↓

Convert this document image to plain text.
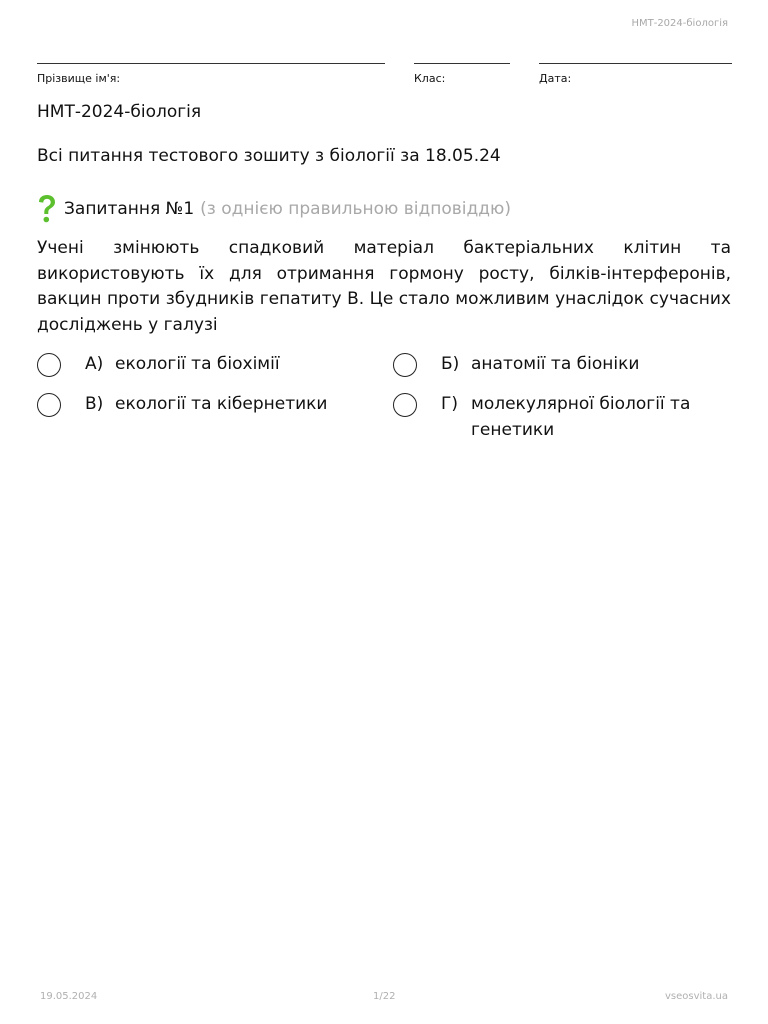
НМТ-2024-біологія
Прізвище ім'я:	Клас:	Дата:
НМТ-2024-біологія
Всі питання тестового зошиту з біології за 18.05.24
Запитання №1 (з однією правильною відповіддю)
Учені змінюють спадковий матеріал бактеріальних клітин та використовують їх для отримання гормону росту, білків-інтерферонів, вакцин проти збудників гепатиту В. Це стало можливим унаслідок сучасних досліджень у галузі
А) екології та біохімії	Б) анатомії та біоніки
В) екології та кібернетики	Г) молекулярної біології та генетики
19.05.2024	1/22	vseosvita.ua
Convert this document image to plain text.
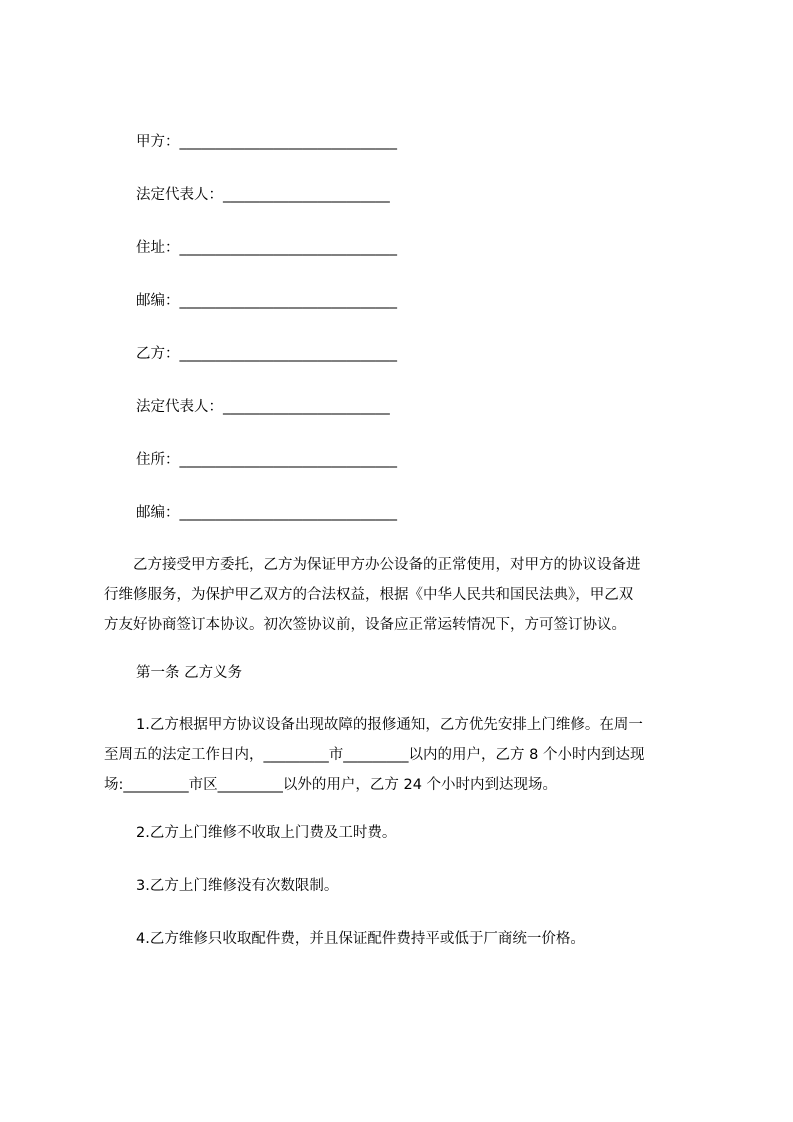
甲方：______________________________
法定代表人：_______________________
住址：______________________________
邮编：______________________________
乙方：______________________________
法定代表人：_______________________
住所：______________________________
邮编：______________________________
　　乙方接受甲方委托，乙方为保证甲方办公设备的正常使用，对甲方的协议设备进
行维修服务，为保护甲乙双方的合法权益，根据《中华人民共和国民法典》，甲乙双
方友好协商签订本协议。初次签协议前，设备应正常运转情况下，方可签订协议。
第一条 乙方义务
1.乙方根据甲方协议设备出现故障的报修通知，乙方优先安排上门维修。在周一
至周五的法定工作日内，_________市_________以内的用户，乙方 8 个小时内到达现
场:_________市区_________以外的用户，乙方 24 个小时内到达现场。
2.乙方上门维修不收取上门费及工时费。
3.乙方上门维修没有次数限制。
4.乙方维修只收取配件费，并且保证配件费持平或低于厂商统一价格。
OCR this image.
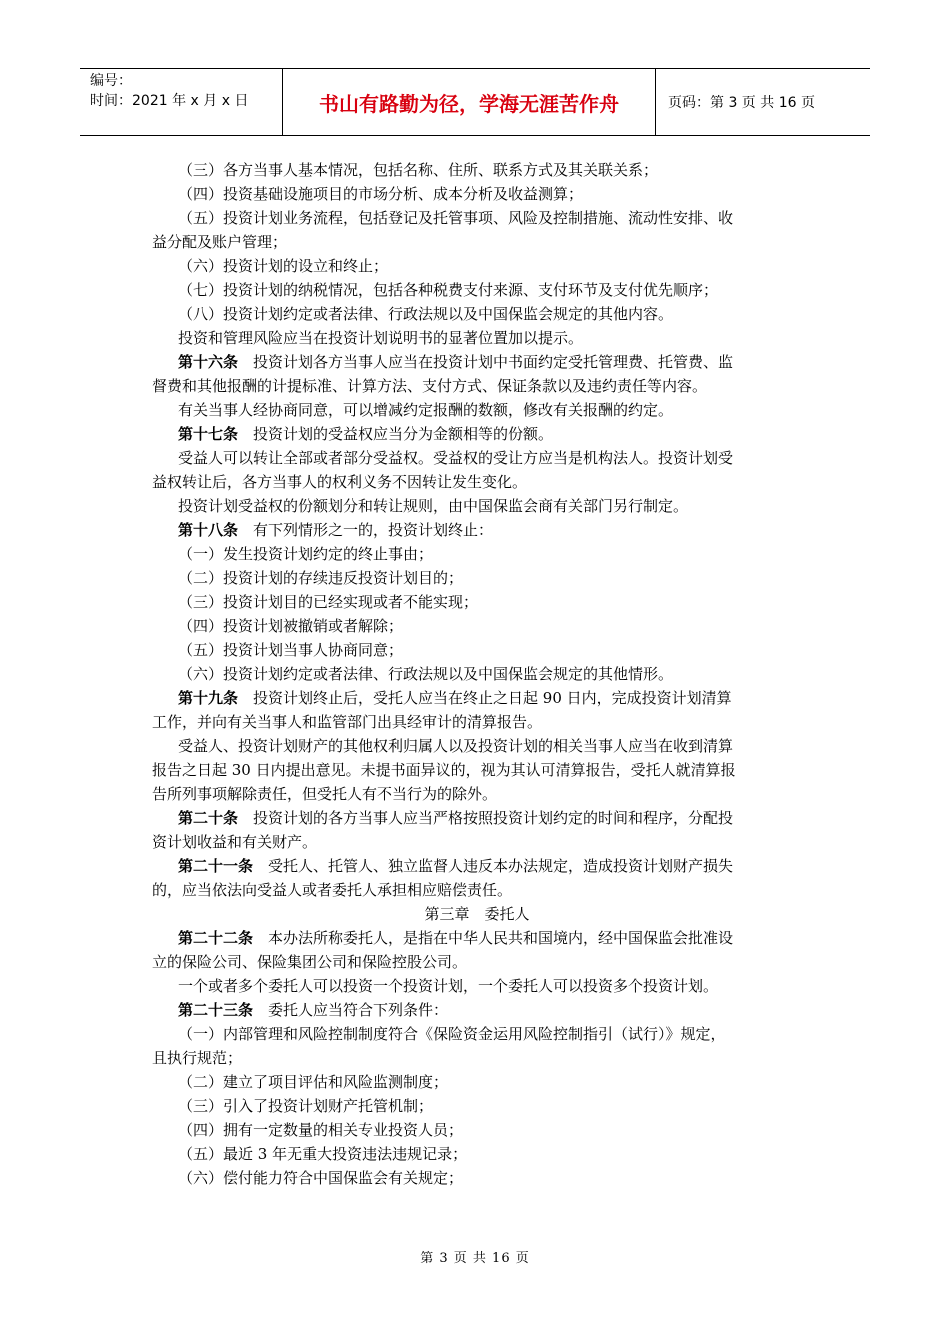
编号：
时间：2021 年 x 月 x 日	书山有路勤为径，学海无涯苦作舟	页码：第 3 页 共 16 页

（三）各方当事人基本情况，包括名称、住所、联系方式及其关联关系；

（四）投资基础设施项目的市场分析、成本分析及收益测算；

（五）投资计划业务流程，包括登记及托管事项、风险及控制措施、流动性安排、收

益分配及账户管理；

（六）投资计划的设立和终止；

（七）投资计划的纳税情况，包括各种税费支付来源、支付环节及支付优先顺序；

（八）投资计划约定或者法律、行政法规以及中国保监会规定的其他内容。

投资和管理风险应当在投资计划说明书的显著位置加以提示。

第十六条　投资计划各方当事人应当在投资计划中书面约定受托管理费、托管费、监

督费和其他报酬的计提标准、计算方法、支付方式、保证条款以及违约责任等内容。

有关当事人经协商同意，可以增减约定报酬的数额，修改有关报酬的约定。

第十七条　投资计划的受益权应当分为金额相等的份额。

受益人可以转让全部或者部分受益权。受益权的受让方应当是机构法人。投资计划受

益权转让后，各方当事人的权利义务不因转让发生变化。

投资计划受益权的份额划分和转让规则，由中国保监会商有关部门另行制定。

第十八条　有下列情形之一的，投资计划终止：

（一）发生投资计划约定的终止事由；

（二）投资计划的存续违反投资计划目的；

（三）投资计划目的已经实现或者不能实现；

（四）投资计划被撤销或者解除；

（五）投资计划当事人协商同意；

（六）投资计划约定或者法律、行政法规以及中国保监会规定的其他情形。

第十九条　投资计划终止后，受托人应当在终止之日起 90 日内，完成投资计划清算

工作，并向有关当事人和监管部门出具经审计的清算报告。

受益人、投资计划财产的其他权利归属人以及投资计划的相关当事人应当在收到清算

报告之日起 30 日内提出意见。未提书面异议的，视为其认可清算报告，受托人就清算报

告所列事项解除责任，但受托人有不当行为的除外。

第二十条　投资计划的各方当事人应当严格按照投资计划约定的时间和程序，分配投

资计划收益和有关财产。

第二十一条　受托人、托管人、独立监督人违反本办法规定，造成投资计划财产损失

的，应当依法向受益人或者委托人承担相应赔偿责任。

第三章　委托人

第二十二条　本办法所称委托人，是指在中华人民共和国境内，经中国保监会批准设

立的保险公司、保险集团公司和保险控股公司。

一个或者多个委托人可以投资一个投资计划，一个委托人可以投资多个投资计划。

第二十三条　委托人应当符合下列条件：

（一）内部管理和风险控制制度符合《保险资金运用风险控制指引（试行）》规定，

且执行规范；

（二）建立了项目评估和风险监测制度；

（三）引入了投资计划财产托管机制；

（四）拥有一定数量的相关专业投资人员；

（五）最近 3 年无重大投资违法违规记录；

（六）偿付能力符合中国保监会有关规定；

第 3 页 共 16 页
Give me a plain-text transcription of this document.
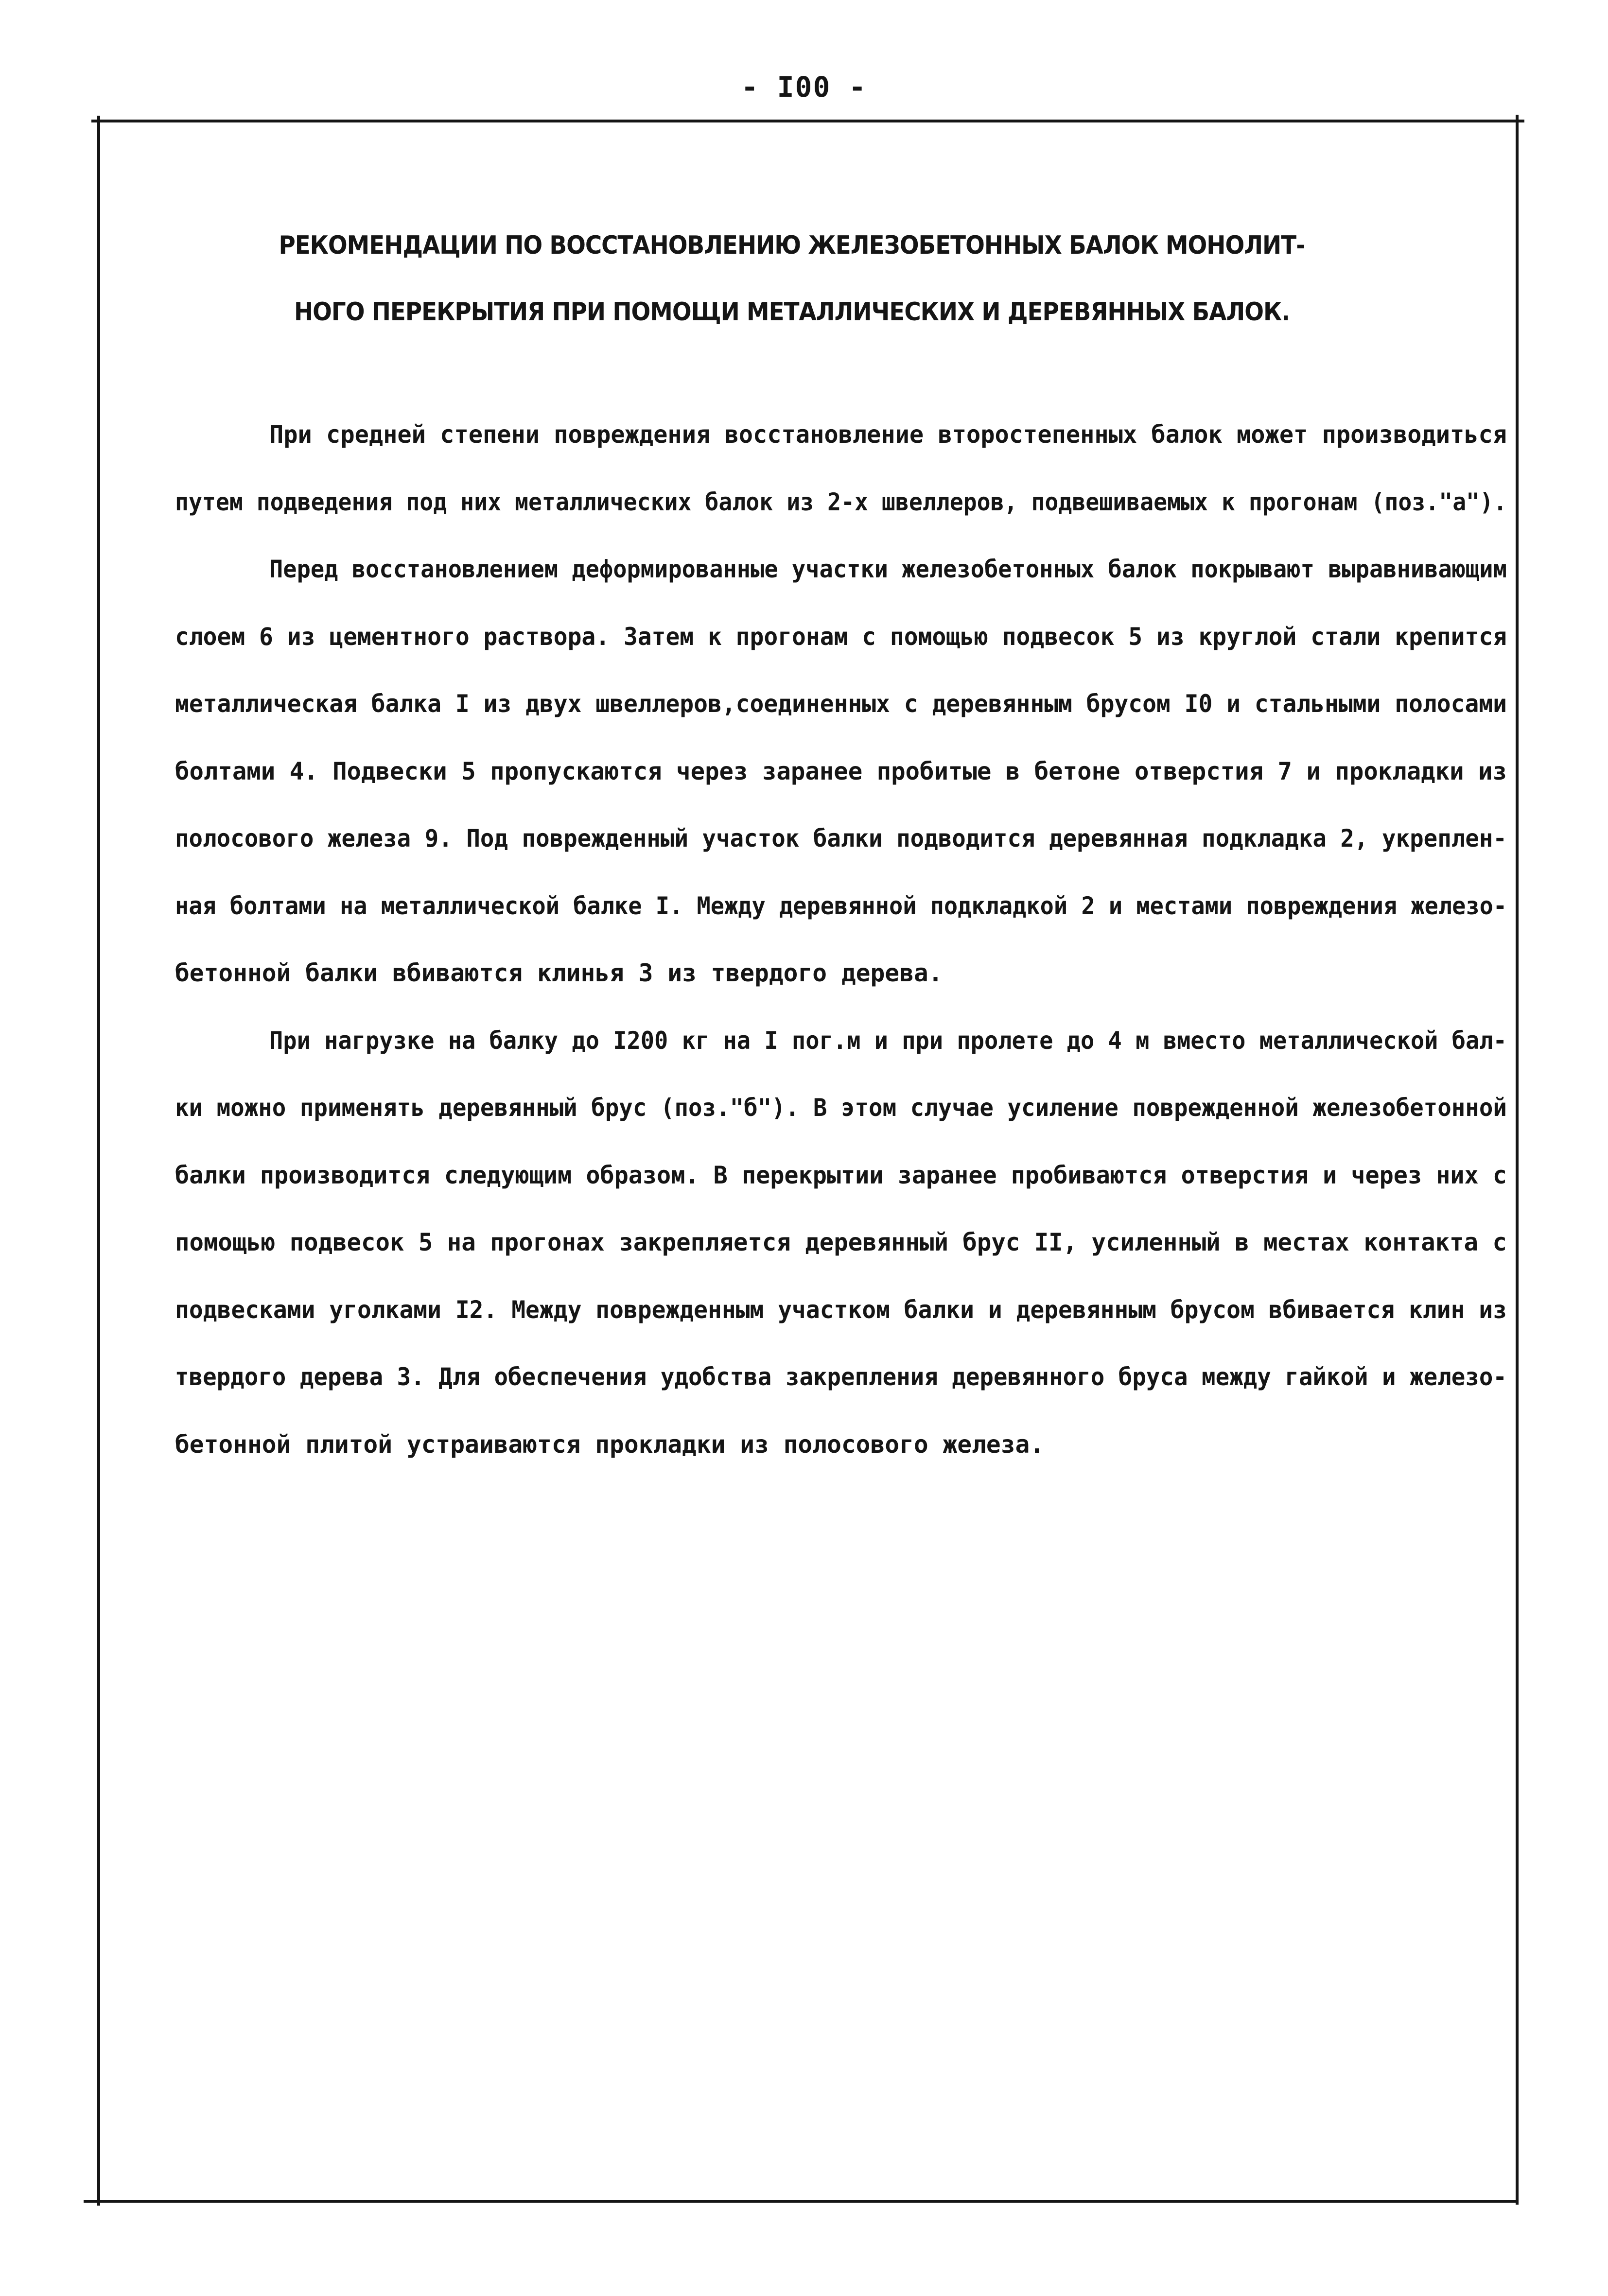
- I00 -
РЕКОМЕНДАЦИИ ПО ВОССТАНОВЛЕНИЮ ЖЕЛЕЗОБЕТОННЫХ БАЛОК МОНОЛИТ-
НОГО ПЕРЕКРЫТИЯ ПРИ ПОМОЩИ МЕТАЛЛИЧЕСКИХ И ДЕРЕВЯННЫХ БАЛОК.
При средней степени повреждения восстановление второстепенных балок может производиться
путем подведения под них металлических балок из 2-х швеллеров, подвешиваемых к прогонам (поз."а").
Перед восстановлением деформированные участки железобетонных балок покрывают выравнивающим
слоем 6 из цементного раствора. Затем к прогонам с помощью подвесок 5 из круглой стали крепится
металлическая балка I из двух швеллеров,соединенных с деревянным брусом I0 и стальными полосами
болтами 4. Подвески 5 пропускаются через заранее пробитые в бетоне отверстия 7 и прокладки из
полосового железа 9. Под поврежденный участок балки подводится деревянная подкладка 2, укреплен-
ная болтами на металлической балке I. Между деревянной подкладкой 2 и местами повреждения железо-
бетонной балки вбиваются клинья 3 из твердого дерева.
При нагрузке на балку до I200 кг на I пог.м и при пролете до 4 м вместо металлической бал-
ки можно применять деревянный брус (поз."б"). В этом случае усиление поврежденной железобетонной
балки производится следующим образом. В перекрытии заранее пробиваются отверстия и через них с
помощью подвесок 5 на прогонах закрепляется деревянный брус II, усиленный в местах контакта с
подвесками уголками I2. Между поврежденным участком балки и деревянным брусом вбивается клин из
твердого дерева 3. Для обеспечения удобства закрепления деревянного бруса между гайкой и железо-
бетонной плитой устраиваются прокладки из полосового железа.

↑

**TASK BRIEF:** Copy out all the records exactly, excluding pictures.

**RESULT:**
Convert this document image to plain text.
НМТ-2024-біологія
Прізвище ім'я:	Клас:	Дата:
НМТ-2024-біологія
Всі питання тестового зошиту з біології за 18.05.24
Запитання №1 (з однією правильною відповіддю)
Учені змінюють спадковий матеріал бактеріальних клітин та використовують їх для отримання гормону росту, білків-інтерферонів, вакцин проти збудників гепатиту В. Це стало можливим унаслідок сучасних досліджень у галузі
А) екології та біохімії	Б) анатомії та біоніки
В) екології та кібернетики	Г) молекулярної біології та генетики
19.05.2024	1/22	vseosvita.ua
Convert this document image to plain text.
甲方：______________________________
法定代表人：_______________________
住址：______________________________
邮编：______________________________
乙方：______________________________
法定代表人：_______________________
住所：______________________________
邮编：______________________________
　　乙方接受甲方委托，乙方为保证甲方办公设备的正常使用，对甲方的协议设备进
行维修服务，为保护甲乙双方的合法权益，根据《中华人民共和国民法典》，甲乙双
方友好协商签订本协议。初次签协议前，设备应正常运转情况下，方可签订协议。
第一条 乙方义务
1.乙方根据甲方协议设备出现故障的报修通知，乙方优先安排上门维修。在周一
至周五的法定工作日内，_________市_________以内的用户，乙方 8 个小时内到达现
场:_________市区_________以外的用户，乙方 24 个小时内到达现场。
2.乙方上门维修不收取上门费及工时费。
3.乙方上门维修没有次数限制。
4.乙方维修只收取配件费，并且保证配件费持平或低于厂商统一价格。
OCR this image.
编号：
时间：2021 年 x 月 x 日	书山有路勤为径，学海无涯苦作舟	页码：第 3 页 共 16 页

（三）各方当事人基本情况，包括名称、住所、联系方式及其关联关系；

（四）投资基础设施项目的市场分析、成本分析及收益测算；

（五）投资计划业务流程，包括登记及托管事项、风险及控制措施、流动性安排、收

益分配及账户管理；

（六）投资计划的设立和终止；

（七）投资计划的纳税情况，包括各种税费支付来源、支付环节及支付优先顺序；

（八）投资计划约定或者法律、行政法规以及中国保监会规定的其他内容。

投资和管理风险应当在投资计划说明书的显著位置加以提示。

第十六条　投资计划各方当事人应当在投资计划中书面约定受托管理费、托管费、监

督费和其他报酬的计提标准、计算方法、支付方式、保证条款以及违约责任等内容。

有关当事人经协商同意，可以增减约定报酬的数额，修改有关报酬的约定。

第十七条　投资计划的受益权应当分为金额相等的份额。

受益人可以转让全部或者部分受益权。受益权的受让方应当是机构法人。投资计划受

益权转让后，各方当事人的权利义务不因转让发生变化。

投资计划受益权的份额划分和转让规则，由中国保监会商有关部门另行制定。

第十八条　有下列情形之一的，投资计划终止：

（一）发生投资计划约定的终止事由；

（二）投资计划的存续违反投资计划目的；

（三）投资计划目的已经实现或者不能实现；

（四）投资计划被撤销或者解除；

（五）投资计划当事人协商同意；

（六）投资计划约定或者法律、行政法规以及中国保监会规定的其他情形。

第十九条　投资计划终止后，受托人应当在终止之日起 90 日内，完成投资计划清算

工作，并向有关当事人和监管部门出具经审计的清算报告。

受益人、投资计划财产的其他权利归属人以及投资计划的相关当事人应当在收到清算

报告之日起 30 日内提出意见。未提书面异议的，视为其认可清算报告，受托人就清算报

告所列事项解除责任，但受托人有不当行为的除外。

第二十条　投资计划的各方当事人应当严格按照投资计划约定的时间和程序，分配投

资计划收益和有关财产。

第二十一条　受托人、托管人、独立监督人违反本办法规定，造成投资计划财产损失

的，应当依法向受益人或者委托人承担相应赔偿责任。

第三章　委托人

第二十二条　本办法所称委托人，是指在中华人民共和国境内，经中国保监会批准设

立的保险公司、保险集团公司和保险控股公司。

一个或者多个委托人可以投资一个投资计划，一个委托人可以投资多个投资计划。

第二十三条　委托人应当符合下列条件：

（一）内部管理和风险控制制度符合《保险资金运用风险控制指引（试行）》规定，

且执行规范；

（二）建立了项目评估和风险监测制度；

（三）引入了投资计划财产托管机制；

（四）拥有一定数量的相关专业投资人员；

（五）最近 3 年无重大投资违法违规记录；

（六）偿付能力符合中国保监会有关规定；

第 3 页 共 16 页
Give me a plain-text transcription of this document.
- I00 -
РЕКОМЕНДАЦИИ ПО ВОССТАНОВЛЕНИЮ ЖЕЛЕЗОБЕТОННЫХ БАЛОК МОНОЛИТ-
НОГО ПЕРЕКРЫТИЯ ПРИ ПОМОЩИ МЕТАЛЛИЧЕСКИХ И ДЕРЕВЯННЫХ БАЛОК.
При средней степени повреждения восстановление второстепенных балок может производиться
путем подведения под них металлических балок из 2-х швеллеров, подвешиваемых к прогонам (поз."а").
Перед восстановлением деформированные участки железобетонных балок покрывают выравнивающим
слоем 6 из цементного раствора. Затем к прогонам с помощью подвесок 5 из круглой стали крепится
металлическая балка I из двух швеллеров,соединенных с деревянным брусом I0 и стальными полосами
болтами 4. Подвески 5 пропускаются через заранее пробитые в бетоне отверстия 7 и прокладки из
полосового железа 9. Под поврежденный участок балки подводится деревянная подкладка 2, укреплен-
ная болтами на металлической балке I. Между деревянной подкладкой 2 и местами повреждения железо-
бетонной балки вбиваются клинья 3 из твердого дерева.
При нагрузке на балку до I200 кг на I пог.м и при пролете до 4 м вместо металлической бал-
ки можно применять деревянный брус (поз."б"). В этом случае усиление поврежденной железобетонной
балки производится следующим образом. В перекрытии заранее пробиваются отверстия и через них с
помощью подвесок 5 на прогонах закрепляется деревянный брус II, усиленный в местах контакта с
подвесками уголками I2. Между поврежденным участком балки и деревянным брусом вбивается клин из
твердого дерева 3. Для обеспечения удобства закрепления деревянного бруса между гайкой и железо-
бетонной плитой устраиваются прокладки из полосового железа.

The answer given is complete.